(Records from a data source)
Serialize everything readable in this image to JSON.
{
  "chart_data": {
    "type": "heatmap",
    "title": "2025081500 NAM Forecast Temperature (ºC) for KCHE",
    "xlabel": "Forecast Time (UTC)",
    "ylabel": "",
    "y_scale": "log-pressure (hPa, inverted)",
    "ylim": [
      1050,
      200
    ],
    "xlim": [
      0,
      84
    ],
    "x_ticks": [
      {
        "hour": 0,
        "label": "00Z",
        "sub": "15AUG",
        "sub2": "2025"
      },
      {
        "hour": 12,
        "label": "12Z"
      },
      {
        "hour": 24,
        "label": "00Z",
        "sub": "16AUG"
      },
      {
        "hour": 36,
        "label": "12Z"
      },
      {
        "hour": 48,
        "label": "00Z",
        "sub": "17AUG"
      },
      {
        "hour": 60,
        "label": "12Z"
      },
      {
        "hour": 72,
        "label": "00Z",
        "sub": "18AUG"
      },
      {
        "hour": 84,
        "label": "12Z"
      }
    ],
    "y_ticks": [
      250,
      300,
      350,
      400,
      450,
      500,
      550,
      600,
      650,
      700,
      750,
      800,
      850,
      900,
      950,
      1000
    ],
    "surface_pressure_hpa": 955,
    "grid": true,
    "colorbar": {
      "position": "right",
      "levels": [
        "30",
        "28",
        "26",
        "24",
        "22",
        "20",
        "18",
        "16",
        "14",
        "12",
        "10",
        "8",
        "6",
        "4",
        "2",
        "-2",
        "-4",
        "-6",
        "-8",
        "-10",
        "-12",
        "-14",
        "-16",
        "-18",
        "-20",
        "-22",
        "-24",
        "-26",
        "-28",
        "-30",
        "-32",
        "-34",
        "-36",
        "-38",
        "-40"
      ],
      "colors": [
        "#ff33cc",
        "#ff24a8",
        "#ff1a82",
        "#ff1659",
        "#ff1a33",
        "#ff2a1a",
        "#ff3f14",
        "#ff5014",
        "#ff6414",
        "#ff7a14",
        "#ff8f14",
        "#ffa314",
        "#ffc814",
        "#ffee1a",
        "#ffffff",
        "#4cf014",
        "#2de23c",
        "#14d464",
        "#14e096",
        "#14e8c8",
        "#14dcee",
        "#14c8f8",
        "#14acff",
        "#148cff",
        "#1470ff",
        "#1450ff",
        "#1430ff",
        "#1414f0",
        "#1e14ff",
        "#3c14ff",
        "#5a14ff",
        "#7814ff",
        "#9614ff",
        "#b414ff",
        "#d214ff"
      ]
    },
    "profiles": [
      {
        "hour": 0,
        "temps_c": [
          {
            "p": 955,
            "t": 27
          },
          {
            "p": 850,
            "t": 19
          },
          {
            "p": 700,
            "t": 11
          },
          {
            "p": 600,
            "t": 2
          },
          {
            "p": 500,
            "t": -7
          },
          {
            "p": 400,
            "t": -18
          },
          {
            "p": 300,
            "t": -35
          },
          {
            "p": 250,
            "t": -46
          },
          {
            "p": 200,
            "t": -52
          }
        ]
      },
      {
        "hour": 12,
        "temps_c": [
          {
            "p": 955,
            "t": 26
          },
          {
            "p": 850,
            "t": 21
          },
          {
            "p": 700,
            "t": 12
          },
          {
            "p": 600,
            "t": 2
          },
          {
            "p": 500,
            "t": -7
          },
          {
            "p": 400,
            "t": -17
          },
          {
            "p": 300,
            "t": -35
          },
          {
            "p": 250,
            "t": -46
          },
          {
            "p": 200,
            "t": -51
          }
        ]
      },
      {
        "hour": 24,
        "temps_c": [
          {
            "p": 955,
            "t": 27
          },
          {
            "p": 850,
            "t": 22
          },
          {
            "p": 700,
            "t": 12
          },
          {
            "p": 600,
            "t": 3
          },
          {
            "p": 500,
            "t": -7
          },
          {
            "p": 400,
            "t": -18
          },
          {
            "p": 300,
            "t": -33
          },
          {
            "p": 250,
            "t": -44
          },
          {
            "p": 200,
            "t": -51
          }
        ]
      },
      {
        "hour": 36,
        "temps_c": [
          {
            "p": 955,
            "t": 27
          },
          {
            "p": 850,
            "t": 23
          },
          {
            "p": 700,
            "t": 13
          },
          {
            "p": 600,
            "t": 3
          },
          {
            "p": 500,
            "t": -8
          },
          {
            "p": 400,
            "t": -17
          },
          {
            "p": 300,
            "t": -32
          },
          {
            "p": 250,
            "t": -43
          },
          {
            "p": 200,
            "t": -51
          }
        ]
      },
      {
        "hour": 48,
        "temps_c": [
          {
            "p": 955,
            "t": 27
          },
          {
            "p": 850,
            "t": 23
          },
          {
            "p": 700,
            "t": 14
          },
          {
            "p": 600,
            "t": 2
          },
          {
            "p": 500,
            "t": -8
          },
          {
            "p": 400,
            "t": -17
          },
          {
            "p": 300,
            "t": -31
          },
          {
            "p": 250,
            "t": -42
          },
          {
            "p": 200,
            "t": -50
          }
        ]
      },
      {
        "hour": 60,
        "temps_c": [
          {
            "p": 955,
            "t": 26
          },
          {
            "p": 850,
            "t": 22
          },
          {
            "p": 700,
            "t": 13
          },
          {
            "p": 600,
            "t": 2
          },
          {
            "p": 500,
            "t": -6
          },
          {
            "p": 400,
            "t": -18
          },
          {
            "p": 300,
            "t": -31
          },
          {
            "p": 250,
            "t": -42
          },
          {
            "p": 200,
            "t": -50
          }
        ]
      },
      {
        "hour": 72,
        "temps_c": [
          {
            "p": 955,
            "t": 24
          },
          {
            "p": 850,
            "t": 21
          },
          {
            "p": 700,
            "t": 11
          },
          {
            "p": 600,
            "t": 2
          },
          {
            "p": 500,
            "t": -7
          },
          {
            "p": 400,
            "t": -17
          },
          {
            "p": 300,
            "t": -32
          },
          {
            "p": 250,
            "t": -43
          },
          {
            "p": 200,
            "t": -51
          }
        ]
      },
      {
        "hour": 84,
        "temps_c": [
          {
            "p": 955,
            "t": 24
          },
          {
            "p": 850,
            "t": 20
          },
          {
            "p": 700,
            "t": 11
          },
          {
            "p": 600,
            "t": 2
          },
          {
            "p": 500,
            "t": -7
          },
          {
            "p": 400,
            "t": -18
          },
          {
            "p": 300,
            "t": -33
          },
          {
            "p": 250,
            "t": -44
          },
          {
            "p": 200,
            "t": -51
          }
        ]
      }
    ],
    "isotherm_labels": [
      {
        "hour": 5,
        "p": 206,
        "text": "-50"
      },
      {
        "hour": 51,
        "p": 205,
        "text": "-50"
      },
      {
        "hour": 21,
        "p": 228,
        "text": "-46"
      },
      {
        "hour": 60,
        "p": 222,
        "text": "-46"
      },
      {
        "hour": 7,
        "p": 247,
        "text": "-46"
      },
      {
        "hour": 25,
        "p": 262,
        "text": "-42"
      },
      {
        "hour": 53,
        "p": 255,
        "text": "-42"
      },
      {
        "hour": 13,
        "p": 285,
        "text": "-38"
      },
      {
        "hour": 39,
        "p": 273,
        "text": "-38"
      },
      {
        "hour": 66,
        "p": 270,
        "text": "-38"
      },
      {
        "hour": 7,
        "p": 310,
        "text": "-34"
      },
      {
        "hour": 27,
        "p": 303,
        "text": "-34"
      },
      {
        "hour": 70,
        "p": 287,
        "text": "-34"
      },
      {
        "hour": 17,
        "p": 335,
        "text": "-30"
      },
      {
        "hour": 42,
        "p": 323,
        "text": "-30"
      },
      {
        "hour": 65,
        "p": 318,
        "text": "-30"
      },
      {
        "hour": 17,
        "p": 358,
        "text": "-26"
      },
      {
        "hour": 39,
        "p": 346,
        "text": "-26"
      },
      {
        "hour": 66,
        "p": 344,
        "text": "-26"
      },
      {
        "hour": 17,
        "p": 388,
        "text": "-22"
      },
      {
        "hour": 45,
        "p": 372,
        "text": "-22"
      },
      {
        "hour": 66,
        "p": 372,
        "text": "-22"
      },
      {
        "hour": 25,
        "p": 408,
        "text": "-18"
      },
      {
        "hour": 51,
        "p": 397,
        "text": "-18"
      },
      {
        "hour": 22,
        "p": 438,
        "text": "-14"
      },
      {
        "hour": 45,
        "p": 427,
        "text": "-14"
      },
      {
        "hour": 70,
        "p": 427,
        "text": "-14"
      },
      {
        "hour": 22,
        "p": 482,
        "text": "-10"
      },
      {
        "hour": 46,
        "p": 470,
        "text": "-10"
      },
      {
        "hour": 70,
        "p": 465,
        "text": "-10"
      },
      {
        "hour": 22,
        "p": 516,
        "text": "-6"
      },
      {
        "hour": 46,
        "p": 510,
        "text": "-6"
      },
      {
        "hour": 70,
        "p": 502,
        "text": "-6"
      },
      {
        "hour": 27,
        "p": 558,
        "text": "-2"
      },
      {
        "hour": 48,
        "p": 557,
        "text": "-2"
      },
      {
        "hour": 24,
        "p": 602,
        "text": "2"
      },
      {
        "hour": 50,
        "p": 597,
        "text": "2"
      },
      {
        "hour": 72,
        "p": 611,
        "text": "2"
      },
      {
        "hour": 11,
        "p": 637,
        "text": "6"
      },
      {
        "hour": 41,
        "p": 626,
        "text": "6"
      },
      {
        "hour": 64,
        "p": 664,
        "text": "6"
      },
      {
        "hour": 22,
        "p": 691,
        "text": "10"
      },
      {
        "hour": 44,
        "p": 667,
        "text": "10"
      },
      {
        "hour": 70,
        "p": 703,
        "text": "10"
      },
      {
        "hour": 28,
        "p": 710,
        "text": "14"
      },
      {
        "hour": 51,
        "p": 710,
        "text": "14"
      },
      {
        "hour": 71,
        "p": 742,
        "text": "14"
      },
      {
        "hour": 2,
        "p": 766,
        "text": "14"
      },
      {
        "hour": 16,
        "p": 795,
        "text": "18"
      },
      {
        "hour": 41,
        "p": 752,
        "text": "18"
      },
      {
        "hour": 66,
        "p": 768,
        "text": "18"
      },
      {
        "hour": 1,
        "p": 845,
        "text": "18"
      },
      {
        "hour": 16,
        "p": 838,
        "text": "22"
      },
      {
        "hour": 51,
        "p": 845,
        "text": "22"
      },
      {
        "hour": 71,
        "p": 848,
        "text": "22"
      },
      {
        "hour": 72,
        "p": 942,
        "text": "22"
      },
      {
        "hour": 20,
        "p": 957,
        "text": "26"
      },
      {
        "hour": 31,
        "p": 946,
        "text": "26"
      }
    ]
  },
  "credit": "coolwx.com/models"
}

(EXERCISE) Find each line that has the word "Forecast", then copy it out.

(ANSWER TO THIS PROBLEM)
    "title": "2025081500 NAM Forecast Temperature (ºC) for KCHE",
    "xlabel": "Forecast Time (UTC)",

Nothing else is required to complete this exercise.